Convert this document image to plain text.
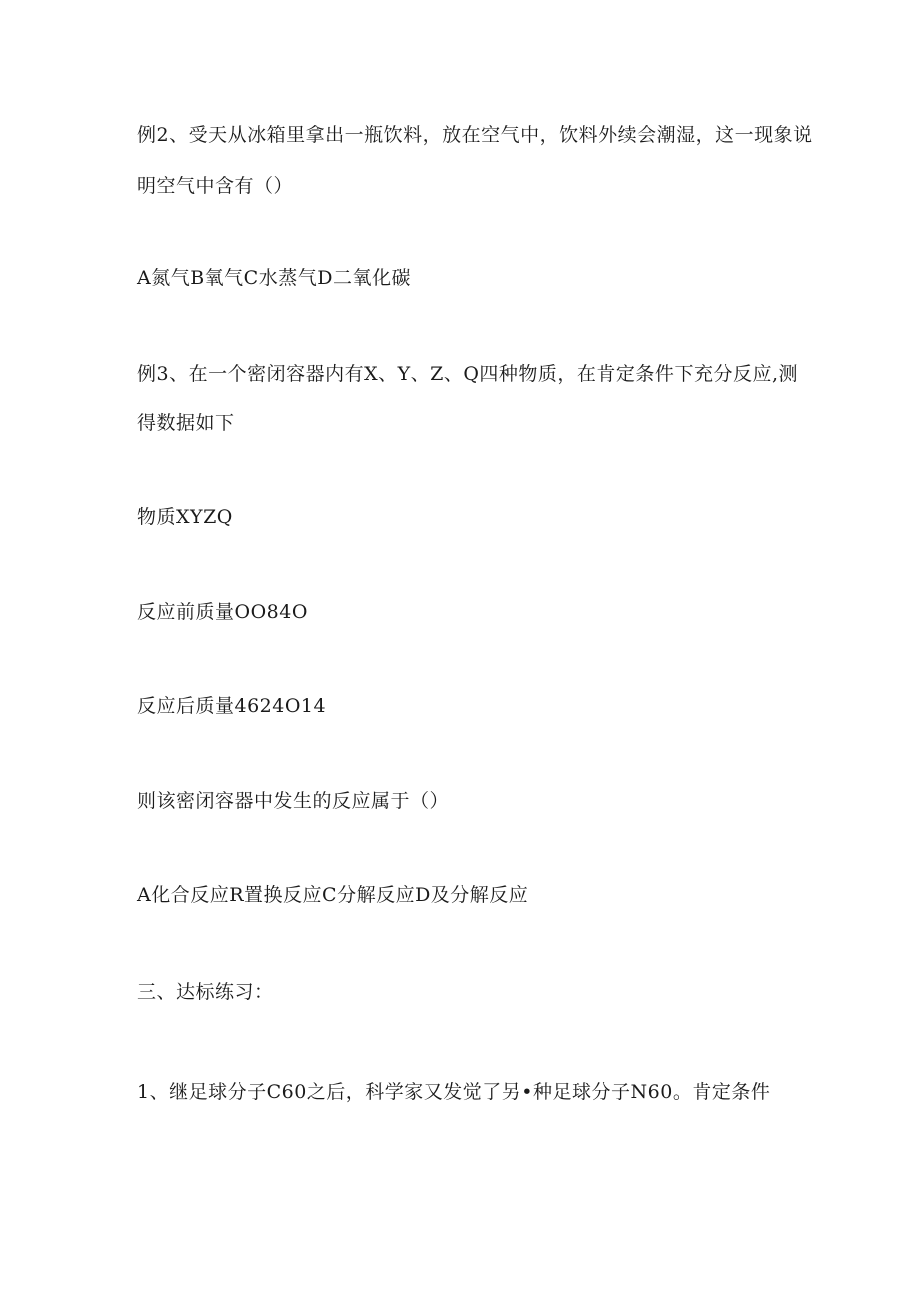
例2、受天从冰箱里拿出一瓶饮料，放在空气中，饮料外续会潮湿，这一现象说
明空气中含有（）
A氮气B氧气C水蒸气D二氧化碳
例3、在一个密闭容器内有X、Y、Z、Q四种物质，在肯定条件下充分反应,测
得数据如下
物质XYZQ
反应前质量OO84O
反应后质量4624O14
则该密闭容器中发生的反应属于（）
A化合反应R置换反应C分解反应D及分解反应
三、达标练习：
1、继足球分子C60之后，科学家又发觉了另•种足球分子N60。肯定条件
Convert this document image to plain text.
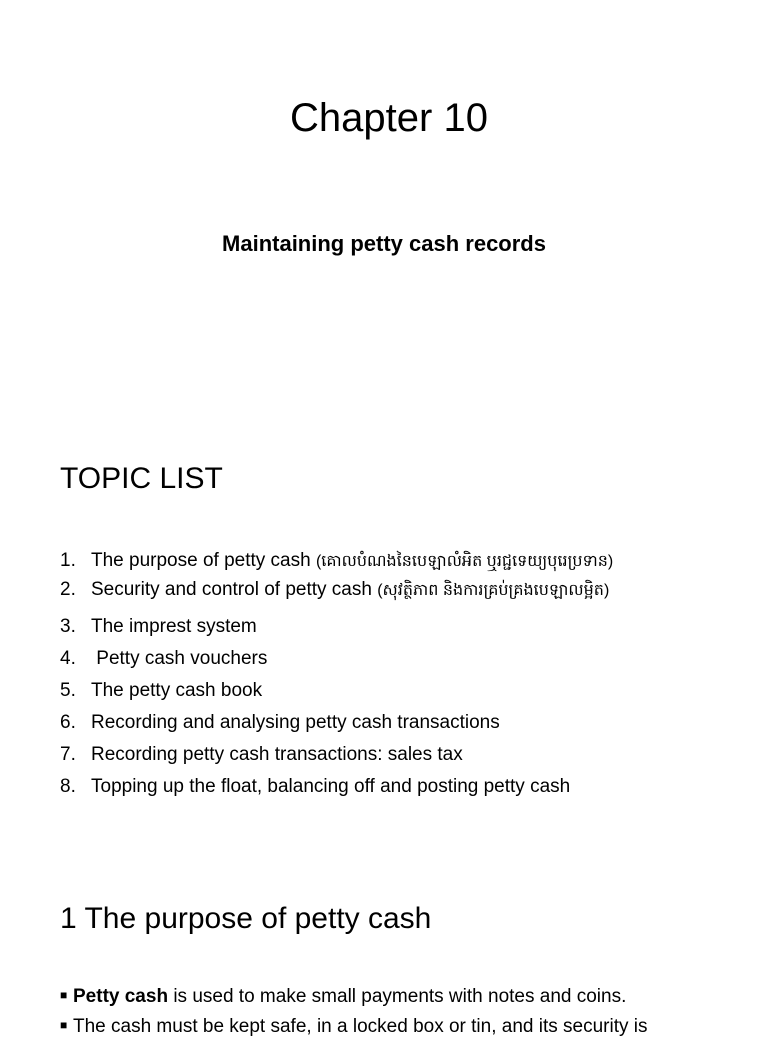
Chapter 10
Maintaining petty cash records
TOPIC LIST
1. The purpose of petty cash (គោលបំណងនៃបេឡាលំអិត ឬរជ្ជទេយ្យបុរេប្រទាន)
2. Security and control of petty cash (សុវត្ថិភាព និងការគ្រប់គ្រងបេឡាលម្អិត)
3. The imprest system
4. Petty cash vouchers
5. The petty cash book
6. Recording and analysing petty cash transactions
7. Recording petty cash transactions: sales tax
8. Topping up the float, balancing off and posting petty cash
1 The purpose of petty cash
■ Petty cash is used to make small payments with notes and coins.
■ The cash must be kept safe, in a locked box or tin, and its security is
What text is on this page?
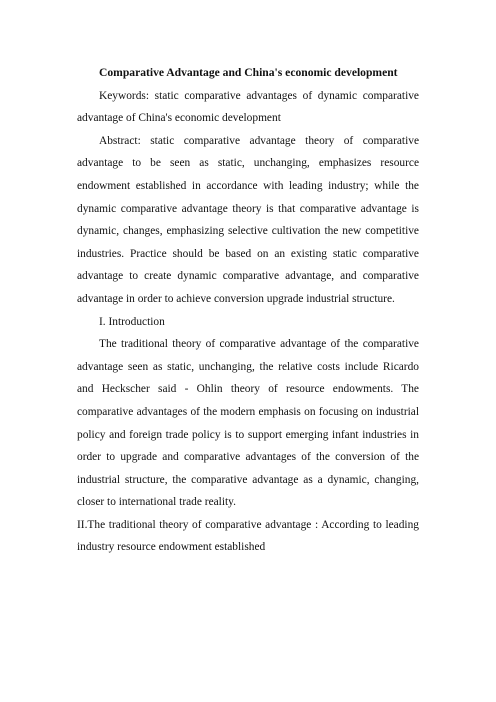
Comparative Advantage and China's economic development

Keywords: static comparative advantages of dynamic comparative advantage of China's economic development

Abstract: static comparative advantage theory of comparative advantage to be seen as static, unchanging, emphasizes resource endowment established in accordance with leading industry; while the dynamic comparative advantage theory is that comparative advantage is dynamic, changes, emphasizing selective cultivation the new competitive industries. Practice should be based on an existing static comparative advantage to create dynamic comparative advantage, and comparative advantage in order to achieve conversion upgrade industrial structure.

I. Introduction

The traditional theory of comparative advantage of the comparative advantage seen as static, unchanging, the relative costs include Ricardo and Heckscher said - Ohlin theory of resource endowments. The comparative advantages of the modern emphasis on focusing on industrial policy and foreign trade policy is to support emerging infant industries in order to upgrade and comparative advantages of the conversion of the industrial structure, the comparative advantage as a dynamic, changing, closer to international trade reality.

II.The traditional theory of comparative advantage : According to leading industry resource endowment established
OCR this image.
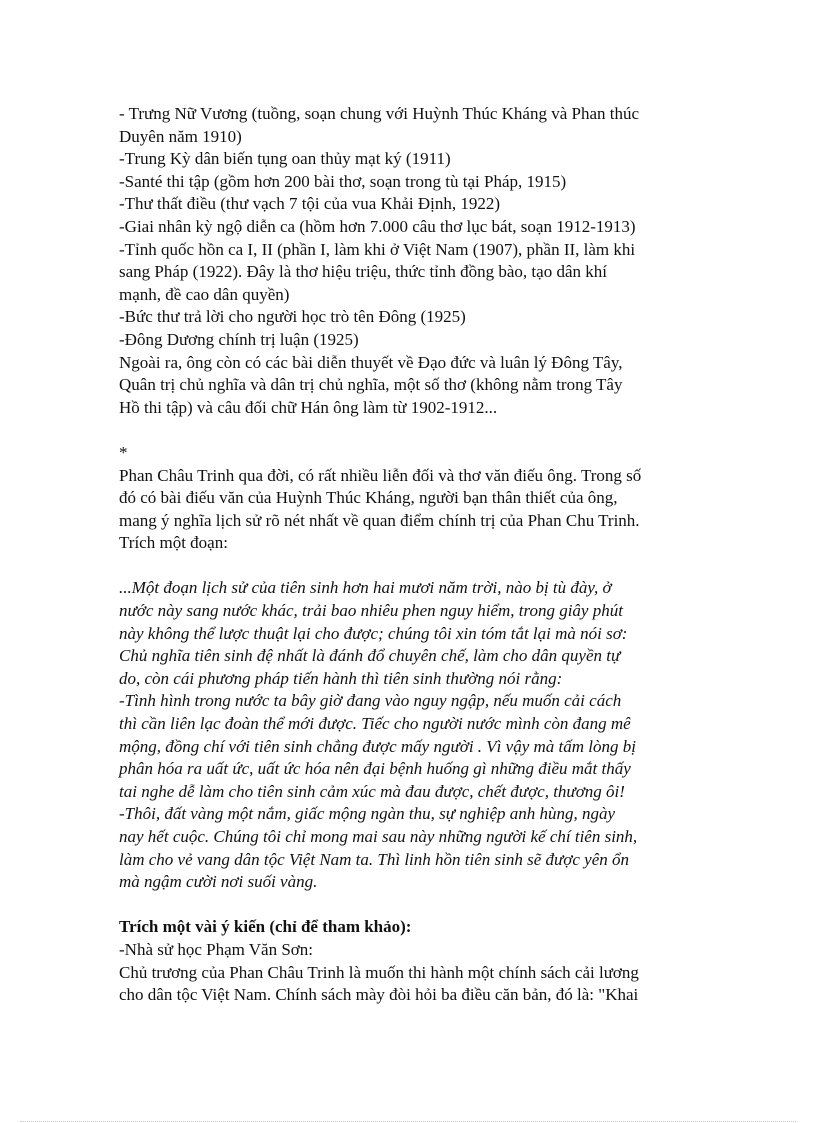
- Trưng Nữ Vương (tuồng, soạn chung với Huỳnh Thúc Kháng và Phan thúc
Duyên năm 1910)
-Trung Kỳ dân biến tụng oan thủy mạt ký (1911)
-Santé thi tập (gồm hơn 200 bài thơ, soạn trong tù tại Pháp, 1915)
-Thư thất điều (thư vạch 7 tội của vua Khải Định, 1922)
-Giai nhân kỳ ngộ diễn ca (hồm hơn 7.000 câu thơ lục bát, soạn 1912-1913)
-Tỉnh quốc hồn ca I, II (phần I, làm khi ở Việt Nam (1907), phần II, làm khi
sang Pháp (1922). Đây là thơ hiệu triệu, thức tỉnh đồng bào, tạo dân khí
mạnh, đề cao dân quyền)
-Bức thư trả lời cho người học trò tên Đông (1925)
-Đông Dương chính trị luận (1925)
Ngoài ra, ông còn có các bài diễn thuyết về Đạo đức và luân lý Đông Tây,
Quân trị chủ nghĩa và dân trị chủ nghĩa, một số thơ (không nằm trong Tây
Hồ thi tập) và câu đối chữ Hán ông làm từ 1902-1912...
*
Phan Châu Trinh qua đời, có rất nhiều liễn đối và thơ văn điếu ông. Trong số
đó có bài điếu văn của Huỳnh Thúc Kháng, người bạn thân thiết của ông,
mang ý nghĩa lịch sử rõ nét nhất về quan điểm chính trị của Phan Chu Trinh.
Trích một đoạn:
...Một đoạn lịch sử của tiên sinh hơn hai mươi năm trời, nào bị tù đày, ở
nước này sang nước khác, trải bao nhiêu phen nguy hiểm, trong giây phút
này không thể lược thuật lại cho được; chúng tôi xin tóm tắt lại mà nói sơ:
Chủ nghĩa tiên sinh đệ nhất là đánh đổ chuyên chế, làm cho dân quyền tự
do, còn cái phương pháp tiến hành thì tiên sinh thường nói rằng:
-Tình hình trong nước ta bây giờ đang vào nguy ngập, nếu muốn cải cách
thì cần liên lạc đoàn thể mới được. Tiếc cho người nước mình còn đang mê
mộng, đồng chí với tiên sinh chẳng được mấy người . Vì vậy mà tấm lòng bị
phân hóa ra uất ức, uất ức hóa nên đại bệnh huống gì những điều mắt thấy
tai nghe dễ làm cho tiên sinh cảm xúc mà đau được, chết được, thương ôi!
-Thôi, đất vàng một nắm, giấc mộng ngàn thu, sự nghiệp anh hùng, ngày
nay hết cuộc. Chúng tôi chỉ mong mai sau này những người kế chí tiên sinh,
làm cho vẻ vang dân tộc Việt Nam ta. Thì linh hồn tiên sinh sẽ được yên ổn
mà ngậm cười nơi suối vàng.
Trích một vài ý kiến (chỉ để tham khảo):
-Nhà sử học Phạm Văn Sơn:
Chủ trương của Phan Châu Trinh là muốn thi hành một chính sách cải lương
cho dân tộc Việt Nam. Chính sách mày đòi hỏi ba điều căn bản, đó là: "Khai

================================

→ Exercise prompt
Show each line in the entries that holds the string "Việt".

→ Right answer
-Tỉnh quốc hồn ca I, II (phần I, làm khi ở Việt Nam (1907), phần II, làm khi
làm cho vẻ vang dân tộc Việt Nam ta. Thì linh hồn tiên sinh sẽ được yên ổn
cho dân tộc Việt Nam. Chính sách mày đòi hỏi ba điều căn bản, đó là: "Khai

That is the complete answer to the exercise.